EXERCISE DETAILS -> Copy out each line of the listing that has the word "with" in it.

--- Start of SOURCE DATA ---

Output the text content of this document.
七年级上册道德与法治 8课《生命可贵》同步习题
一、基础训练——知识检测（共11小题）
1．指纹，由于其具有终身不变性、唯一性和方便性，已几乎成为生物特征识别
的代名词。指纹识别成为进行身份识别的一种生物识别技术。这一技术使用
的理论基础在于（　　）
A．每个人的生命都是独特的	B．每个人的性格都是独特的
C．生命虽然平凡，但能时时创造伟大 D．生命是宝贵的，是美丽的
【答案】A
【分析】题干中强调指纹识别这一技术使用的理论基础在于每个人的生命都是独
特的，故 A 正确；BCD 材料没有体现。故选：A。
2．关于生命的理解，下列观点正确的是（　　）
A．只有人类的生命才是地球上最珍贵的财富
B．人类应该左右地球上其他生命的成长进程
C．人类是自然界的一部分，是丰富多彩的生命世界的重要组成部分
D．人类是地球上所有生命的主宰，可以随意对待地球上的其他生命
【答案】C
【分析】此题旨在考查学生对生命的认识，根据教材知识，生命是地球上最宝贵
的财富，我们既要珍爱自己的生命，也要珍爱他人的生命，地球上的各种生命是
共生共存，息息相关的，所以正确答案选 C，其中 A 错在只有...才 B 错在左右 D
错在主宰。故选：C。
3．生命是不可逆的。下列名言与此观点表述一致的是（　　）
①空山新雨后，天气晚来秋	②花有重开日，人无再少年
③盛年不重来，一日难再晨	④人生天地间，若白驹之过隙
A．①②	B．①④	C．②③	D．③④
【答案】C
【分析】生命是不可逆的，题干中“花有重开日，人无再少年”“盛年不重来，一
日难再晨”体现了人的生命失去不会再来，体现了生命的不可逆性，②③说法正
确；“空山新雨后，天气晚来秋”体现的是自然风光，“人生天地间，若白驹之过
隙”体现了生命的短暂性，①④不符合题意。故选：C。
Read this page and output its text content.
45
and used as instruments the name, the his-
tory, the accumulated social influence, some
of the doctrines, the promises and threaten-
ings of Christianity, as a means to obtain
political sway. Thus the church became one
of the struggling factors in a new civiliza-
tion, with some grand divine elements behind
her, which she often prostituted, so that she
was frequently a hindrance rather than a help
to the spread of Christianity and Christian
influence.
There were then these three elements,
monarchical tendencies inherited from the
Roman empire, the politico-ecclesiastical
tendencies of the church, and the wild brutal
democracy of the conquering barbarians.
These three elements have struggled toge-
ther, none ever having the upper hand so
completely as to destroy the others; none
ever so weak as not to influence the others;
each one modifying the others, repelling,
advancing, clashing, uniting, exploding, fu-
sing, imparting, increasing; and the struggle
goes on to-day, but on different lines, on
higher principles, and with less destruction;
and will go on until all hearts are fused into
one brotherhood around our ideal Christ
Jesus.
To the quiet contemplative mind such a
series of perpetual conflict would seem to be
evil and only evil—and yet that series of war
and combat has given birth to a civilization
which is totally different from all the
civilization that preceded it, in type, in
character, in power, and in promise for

--- End of SOURCE DATA ---

SOLUTION FOR THIS EXERCISE ->
tion, with some grand divine elements behind
higher principles, and with less destruction;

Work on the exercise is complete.